> _What to work on_: Restate each entry word for word, leaving nothing out.

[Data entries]
------------

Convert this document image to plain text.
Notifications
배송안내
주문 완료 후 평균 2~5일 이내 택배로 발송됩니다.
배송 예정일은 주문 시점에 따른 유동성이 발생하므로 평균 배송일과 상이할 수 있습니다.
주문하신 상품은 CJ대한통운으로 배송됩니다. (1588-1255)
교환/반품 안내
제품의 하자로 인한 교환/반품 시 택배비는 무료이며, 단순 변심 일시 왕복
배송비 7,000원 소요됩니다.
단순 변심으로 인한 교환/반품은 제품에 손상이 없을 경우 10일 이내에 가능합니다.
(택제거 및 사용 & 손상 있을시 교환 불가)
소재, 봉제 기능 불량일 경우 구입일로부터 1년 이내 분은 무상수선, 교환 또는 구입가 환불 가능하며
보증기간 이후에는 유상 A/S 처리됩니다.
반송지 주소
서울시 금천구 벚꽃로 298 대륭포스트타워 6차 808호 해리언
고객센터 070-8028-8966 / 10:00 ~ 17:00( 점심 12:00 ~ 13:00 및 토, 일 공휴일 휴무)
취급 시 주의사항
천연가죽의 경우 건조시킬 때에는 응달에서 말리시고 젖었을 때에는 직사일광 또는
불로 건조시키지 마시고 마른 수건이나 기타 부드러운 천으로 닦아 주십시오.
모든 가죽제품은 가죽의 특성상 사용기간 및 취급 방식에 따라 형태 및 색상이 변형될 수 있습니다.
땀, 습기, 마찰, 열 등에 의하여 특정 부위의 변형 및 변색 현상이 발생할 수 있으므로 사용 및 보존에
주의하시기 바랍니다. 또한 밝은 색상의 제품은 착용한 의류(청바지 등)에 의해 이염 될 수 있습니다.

------------

> _Full solution_:
Convert this document image to plain text.
Notifications
배송안내
주문 완료 후 평균 2~5일 이내 택배로 발송됩니다.
배송 예정일은 주문 시점에 따른 유동성이 발생하므로 평균 배송일과 상이할 수 있습니다.
주문하신 상품은 CJ대한통운으로 배송됩니다. (1588-1255)
교환/반품 안내
제품의 하자로 인한 교환/반품 시 택배비는 무료이며, 단순 변심 일시 왕복
배송비 7,000원 소요됩니다.
단순 변심으로 인한 교환/반품은 제품에 손상이 없을 경우 10일 이내에 가능합니다.
(택제거 및 사용 & 손상 있을시 교환 불가)
소재, 봉제 기능 불량일 경우 구입일로부터 1년 이내 분은 무상수선, 교환 또는 구입가 환불 가능하며
보증기간 이후에는 유상 A/S 처리됩니다.
반송지 주소
서울시 금천구 벚꽃로 298 대륭포스트타워 6차 808호 해리언
고객센터 070-8028-8966 / 10:00 ~ 17:00( 점심 12:00 ~ 13:00 및 토, 일 공휴일 휴무)
취급 시 주의사항
천연가죽의 경우 건조시킬 때에는 응달에서 말리시고 젖었을 때에는 직사일광 또는
불로 건조시키지 마시고 마른 수건이나 기타 부드러운 천으로 닦아 주십시오.
모든 가죽제품은 가죽의 특성상 사용기간 및 취급 방식에 따라 형태 및 색상이 변형될 수 있습니다.
땀, 습기, 마찰, 열 등에 의하여 특정 부위의 변형 및 변색 현상이 발생할 수 있으므로 사용 및 보존에
주의하시기 바랍니다. 또한 밝은 색상의 제품은 착용한 의류(청바지 등)에 의해 이염 될 수 있습니다.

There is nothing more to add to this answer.